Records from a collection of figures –
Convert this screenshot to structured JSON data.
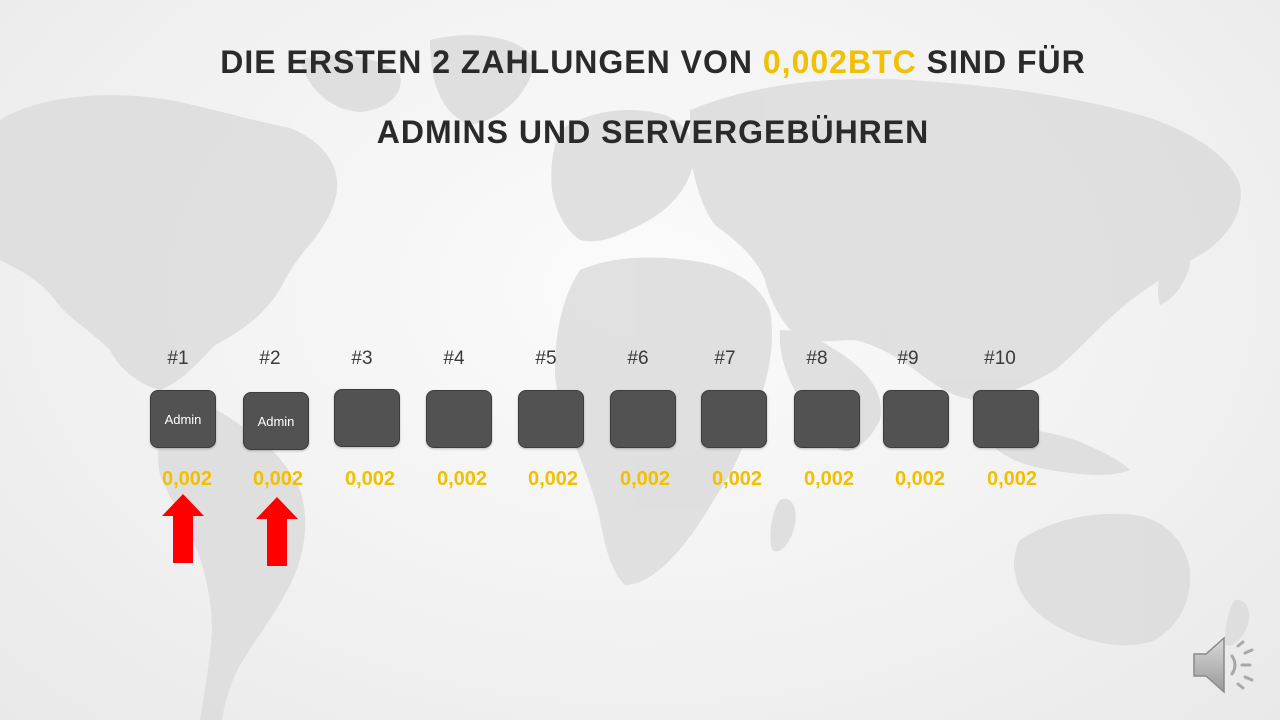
{
  "title": {
    "line1_before": "DIE ERSTEN 2 ZAHLUNGEN VON ",
    "line1_accent": "0,002BTC",
    "line1_after": " SIND FÜR",
    "line2": "ADMINS UND SERVERGEBÜHREN",
    "accent_color": "#f2c000"
  },
  "slots": [
    {
      "label": "#1",
      "box_text": "Admin",
      "amount": "0,002"
    },
    {
      "label": "#2",
      "box_text": "Admin",
      "amount": "0,002"
    },
    {
      "label": "#3",
      "box_text": "",
      "amount": "0,002"
    },
    {
      "label": "#4",
      "box_text": "",
      "amount": "0,002"
    },
    {
      "label": "#5",
      "box_text": "",
      "amount": "0,002"
    },
    {
      "label": "#6",
      "box_text": "",
      "amount": "0,002"
    },
    {
      "label": "#7",
      "box_text": "",
      "amount": "0,002"
    },
    {
      "label": "#8",
      "box_text": "",
      "amount": "0,002"
    },
    {
      "label": "#9",
      "box_text": "",
      "amount": "0,002"
    },
    {
      "label": "#10",
      "box_text": "",
      "amount": "0,002"
    }
  ],
  "arrows": {
    "color": "#ff0000",
    "icon": "up-arrow-icon",
    "slots_marked": [
      "#1",
      "#2"
    ]
  },
  "audio": {
    "icon": "speaker-icon"
  }
}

Task to carry out – Look over the records above and copy each line that includes the string "icon".

The output –
    "icon": "up-arrow-icon",
    "icon": "speaker-icon"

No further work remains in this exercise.